Task directions:
Return all lines in the material below that contain "DesRoll".

** START Records supplied **

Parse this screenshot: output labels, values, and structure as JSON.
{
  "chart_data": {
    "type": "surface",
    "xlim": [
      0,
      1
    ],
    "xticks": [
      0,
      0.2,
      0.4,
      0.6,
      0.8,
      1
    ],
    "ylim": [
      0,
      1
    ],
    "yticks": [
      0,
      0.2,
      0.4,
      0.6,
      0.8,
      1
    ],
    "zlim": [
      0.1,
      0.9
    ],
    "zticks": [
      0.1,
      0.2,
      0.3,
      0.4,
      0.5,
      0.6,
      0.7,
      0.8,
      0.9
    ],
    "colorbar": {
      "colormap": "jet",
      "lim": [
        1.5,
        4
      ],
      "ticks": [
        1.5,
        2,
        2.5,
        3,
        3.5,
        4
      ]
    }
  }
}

** END Records supplied **
** START Records supplied **

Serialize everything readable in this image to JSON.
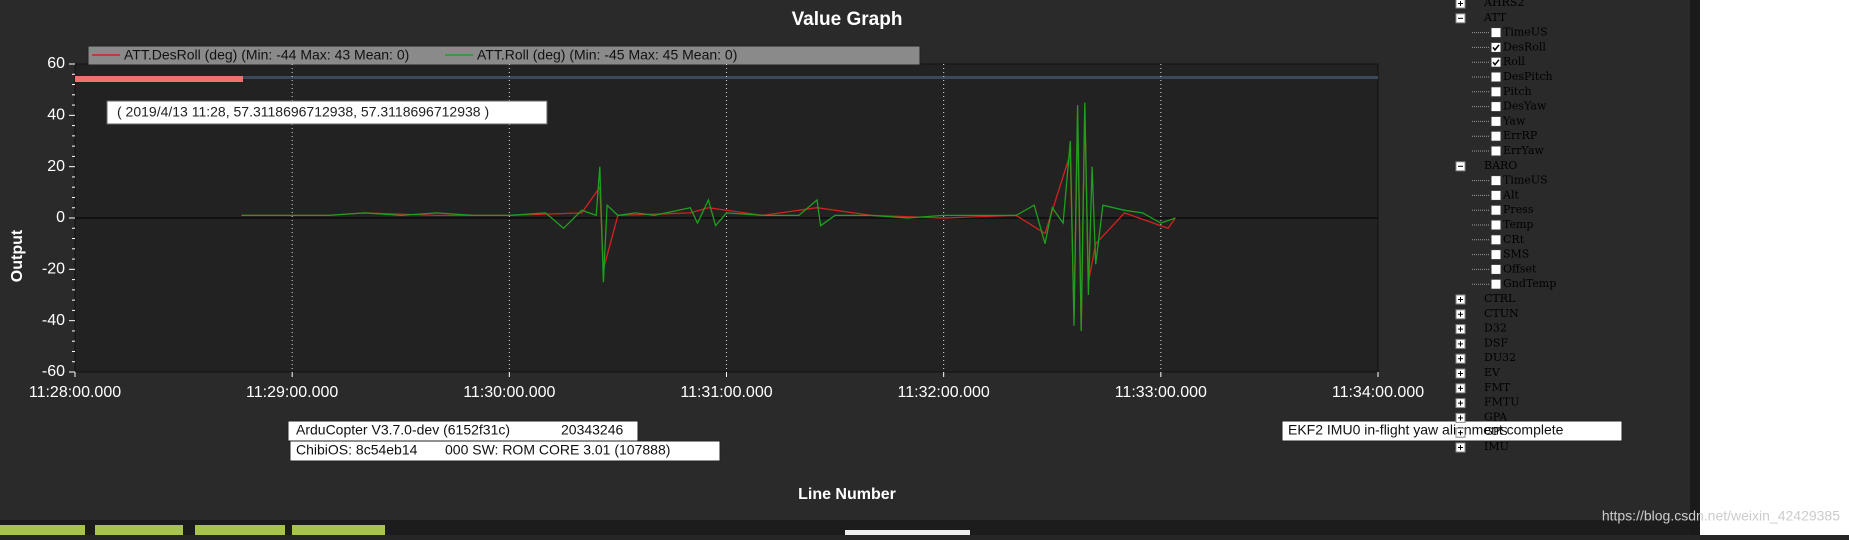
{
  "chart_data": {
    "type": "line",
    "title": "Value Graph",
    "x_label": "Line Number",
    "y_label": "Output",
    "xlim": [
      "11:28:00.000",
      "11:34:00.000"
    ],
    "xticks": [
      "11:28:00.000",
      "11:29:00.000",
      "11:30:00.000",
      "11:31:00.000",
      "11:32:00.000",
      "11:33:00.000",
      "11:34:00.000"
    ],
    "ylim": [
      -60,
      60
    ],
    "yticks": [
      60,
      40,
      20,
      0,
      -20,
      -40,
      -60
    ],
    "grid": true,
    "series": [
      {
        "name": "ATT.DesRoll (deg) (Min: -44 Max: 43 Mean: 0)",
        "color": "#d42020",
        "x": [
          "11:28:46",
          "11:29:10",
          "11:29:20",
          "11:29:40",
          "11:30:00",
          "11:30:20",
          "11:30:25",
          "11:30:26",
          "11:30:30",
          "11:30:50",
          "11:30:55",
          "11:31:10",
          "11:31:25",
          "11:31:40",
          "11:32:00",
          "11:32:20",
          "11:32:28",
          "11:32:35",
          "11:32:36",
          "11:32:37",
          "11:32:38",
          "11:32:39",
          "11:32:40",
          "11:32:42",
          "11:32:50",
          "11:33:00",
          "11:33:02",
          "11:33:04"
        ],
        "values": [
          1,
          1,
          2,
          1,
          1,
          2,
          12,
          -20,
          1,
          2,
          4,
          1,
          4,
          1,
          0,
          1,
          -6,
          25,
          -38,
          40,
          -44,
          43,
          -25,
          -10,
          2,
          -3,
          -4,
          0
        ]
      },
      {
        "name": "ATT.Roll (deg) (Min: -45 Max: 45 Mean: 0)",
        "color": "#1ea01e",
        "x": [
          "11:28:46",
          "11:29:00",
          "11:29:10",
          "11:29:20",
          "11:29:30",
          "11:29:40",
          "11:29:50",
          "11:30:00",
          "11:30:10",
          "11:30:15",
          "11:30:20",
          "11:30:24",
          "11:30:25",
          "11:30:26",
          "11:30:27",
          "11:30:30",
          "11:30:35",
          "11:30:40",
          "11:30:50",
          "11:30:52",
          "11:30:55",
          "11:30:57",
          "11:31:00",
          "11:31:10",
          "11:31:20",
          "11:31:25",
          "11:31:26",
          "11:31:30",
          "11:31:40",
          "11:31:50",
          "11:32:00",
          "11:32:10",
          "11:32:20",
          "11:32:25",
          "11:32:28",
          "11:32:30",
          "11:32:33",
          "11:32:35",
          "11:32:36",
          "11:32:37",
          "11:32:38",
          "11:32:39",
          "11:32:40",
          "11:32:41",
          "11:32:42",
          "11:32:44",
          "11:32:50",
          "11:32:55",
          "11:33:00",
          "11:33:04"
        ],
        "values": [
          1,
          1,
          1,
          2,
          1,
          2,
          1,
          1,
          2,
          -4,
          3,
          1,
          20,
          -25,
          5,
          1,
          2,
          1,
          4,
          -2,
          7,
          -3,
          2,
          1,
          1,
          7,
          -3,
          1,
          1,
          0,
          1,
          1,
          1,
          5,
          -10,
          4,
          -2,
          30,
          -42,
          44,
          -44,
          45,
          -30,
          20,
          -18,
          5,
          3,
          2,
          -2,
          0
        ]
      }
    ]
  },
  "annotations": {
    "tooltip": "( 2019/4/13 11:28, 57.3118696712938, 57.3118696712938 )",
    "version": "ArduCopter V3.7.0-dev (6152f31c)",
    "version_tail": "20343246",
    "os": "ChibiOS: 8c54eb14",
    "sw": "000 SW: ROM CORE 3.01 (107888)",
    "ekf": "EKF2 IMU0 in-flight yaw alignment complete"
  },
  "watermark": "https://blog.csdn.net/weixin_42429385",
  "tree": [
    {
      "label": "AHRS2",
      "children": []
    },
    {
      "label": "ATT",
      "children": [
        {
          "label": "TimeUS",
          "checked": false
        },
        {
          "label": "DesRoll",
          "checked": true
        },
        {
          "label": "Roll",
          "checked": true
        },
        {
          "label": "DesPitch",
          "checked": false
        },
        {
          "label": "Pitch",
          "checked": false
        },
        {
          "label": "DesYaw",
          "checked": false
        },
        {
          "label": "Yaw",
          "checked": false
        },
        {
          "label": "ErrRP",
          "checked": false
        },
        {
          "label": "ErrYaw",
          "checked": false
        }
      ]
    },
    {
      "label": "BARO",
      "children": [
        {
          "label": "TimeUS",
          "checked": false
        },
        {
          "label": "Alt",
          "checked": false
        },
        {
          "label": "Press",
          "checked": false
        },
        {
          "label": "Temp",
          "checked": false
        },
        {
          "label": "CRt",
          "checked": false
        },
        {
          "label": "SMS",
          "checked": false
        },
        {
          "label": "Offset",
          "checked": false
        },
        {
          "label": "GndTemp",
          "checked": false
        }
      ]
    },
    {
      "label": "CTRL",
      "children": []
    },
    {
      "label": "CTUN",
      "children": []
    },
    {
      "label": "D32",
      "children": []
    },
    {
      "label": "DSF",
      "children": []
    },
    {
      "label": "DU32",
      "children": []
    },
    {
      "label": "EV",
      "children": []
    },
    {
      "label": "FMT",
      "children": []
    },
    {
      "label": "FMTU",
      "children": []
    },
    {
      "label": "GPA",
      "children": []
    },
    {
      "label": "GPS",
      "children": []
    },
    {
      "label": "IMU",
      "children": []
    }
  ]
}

** END Records supplied **

Worked answer:
        "name": "ATT.DesRoll (deg) (Min: -44 Max: 43 Mean: 0)",
          "label": "DesRoll",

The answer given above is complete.